**Exercise goal:** Copy the records word for word, from the line that contains "index-column-header[interactable]: Index ▲" through the line that contains "duration-cell: 17 ms xyxy=(866,231,955,268)", with both of those lines included.
* begin Recorded information *
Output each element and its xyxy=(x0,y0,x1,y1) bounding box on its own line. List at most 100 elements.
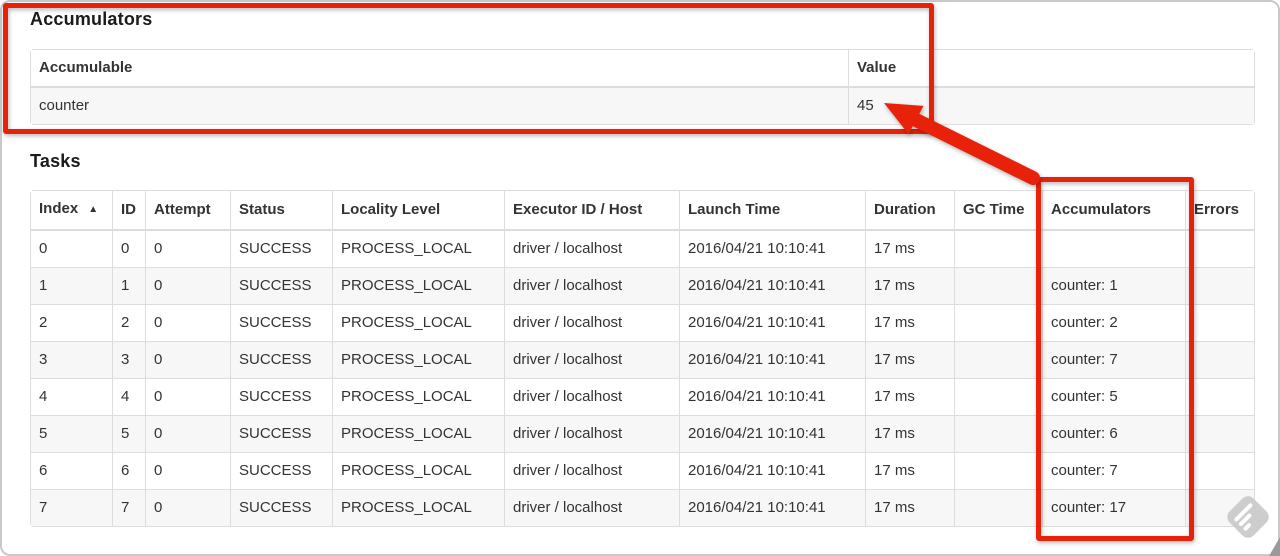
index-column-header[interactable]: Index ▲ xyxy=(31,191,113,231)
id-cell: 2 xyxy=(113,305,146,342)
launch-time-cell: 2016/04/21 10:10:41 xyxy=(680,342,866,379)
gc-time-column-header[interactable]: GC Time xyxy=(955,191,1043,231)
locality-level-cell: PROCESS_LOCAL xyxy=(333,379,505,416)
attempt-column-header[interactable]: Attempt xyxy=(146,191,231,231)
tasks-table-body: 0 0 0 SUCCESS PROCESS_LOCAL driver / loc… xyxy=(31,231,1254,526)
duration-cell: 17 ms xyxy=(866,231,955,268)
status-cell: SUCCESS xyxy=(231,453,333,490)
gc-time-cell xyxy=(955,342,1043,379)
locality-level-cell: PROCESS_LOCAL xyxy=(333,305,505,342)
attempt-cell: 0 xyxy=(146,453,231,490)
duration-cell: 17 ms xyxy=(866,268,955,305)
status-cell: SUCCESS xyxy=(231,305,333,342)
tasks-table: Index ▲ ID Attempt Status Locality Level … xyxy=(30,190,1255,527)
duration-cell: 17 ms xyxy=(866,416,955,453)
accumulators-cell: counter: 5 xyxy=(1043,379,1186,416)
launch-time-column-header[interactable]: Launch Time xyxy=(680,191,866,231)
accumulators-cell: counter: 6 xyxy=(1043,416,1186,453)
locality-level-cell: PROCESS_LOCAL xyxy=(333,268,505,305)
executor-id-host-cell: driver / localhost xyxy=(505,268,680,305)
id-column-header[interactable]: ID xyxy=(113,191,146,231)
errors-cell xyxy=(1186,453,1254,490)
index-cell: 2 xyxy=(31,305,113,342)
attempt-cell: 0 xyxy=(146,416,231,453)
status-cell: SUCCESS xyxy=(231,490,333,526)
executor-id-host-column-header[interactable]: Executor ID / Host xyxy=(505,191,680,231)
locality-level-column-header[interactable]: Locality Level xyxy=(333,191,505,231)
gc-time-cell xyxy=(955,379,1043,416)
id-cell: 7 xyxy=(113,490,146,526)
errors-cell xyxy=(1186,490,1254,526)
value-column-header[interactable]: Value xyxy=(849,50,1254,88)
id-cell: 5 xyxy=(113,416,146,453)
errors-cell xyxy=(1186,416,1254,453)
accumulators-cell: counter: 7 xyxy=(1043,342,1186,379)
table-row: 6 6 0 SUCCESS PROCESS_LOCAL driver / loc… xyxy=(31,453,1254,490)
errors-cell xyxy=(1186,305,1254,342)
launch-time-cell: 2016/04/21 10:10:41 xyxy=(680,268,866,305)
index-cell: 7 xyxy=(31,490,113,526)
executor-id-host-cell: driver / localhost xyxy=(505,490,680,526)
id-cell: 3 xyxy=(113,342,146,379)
* end Recorded information *
**Task response:**
index-column-header[interactable]: Index ▲ xyxy=(31,191,113,231)
id-cell: 2 xyxy=(113,305,146,342)
launch-time-cell: 2016/04/21 10:10:41 xyxy=(680,342,866,379)
gc-time-column-header[interactable]: GC Time xyxy=(955,191,1043,231)
locality-level-cell: PROCESS_LOCAL xyxy=(333,379,505,416)
attempt-column-header[interactable]: Attempt xyxy=(146,191,231,231)
tasks-table-body: 0 0 0 SUCCESS PROCESS_LOCAL driver / loc… xyxy=(31,231,1254,526)
duration-cell: 17 ms xyxy=(866,231,955,268)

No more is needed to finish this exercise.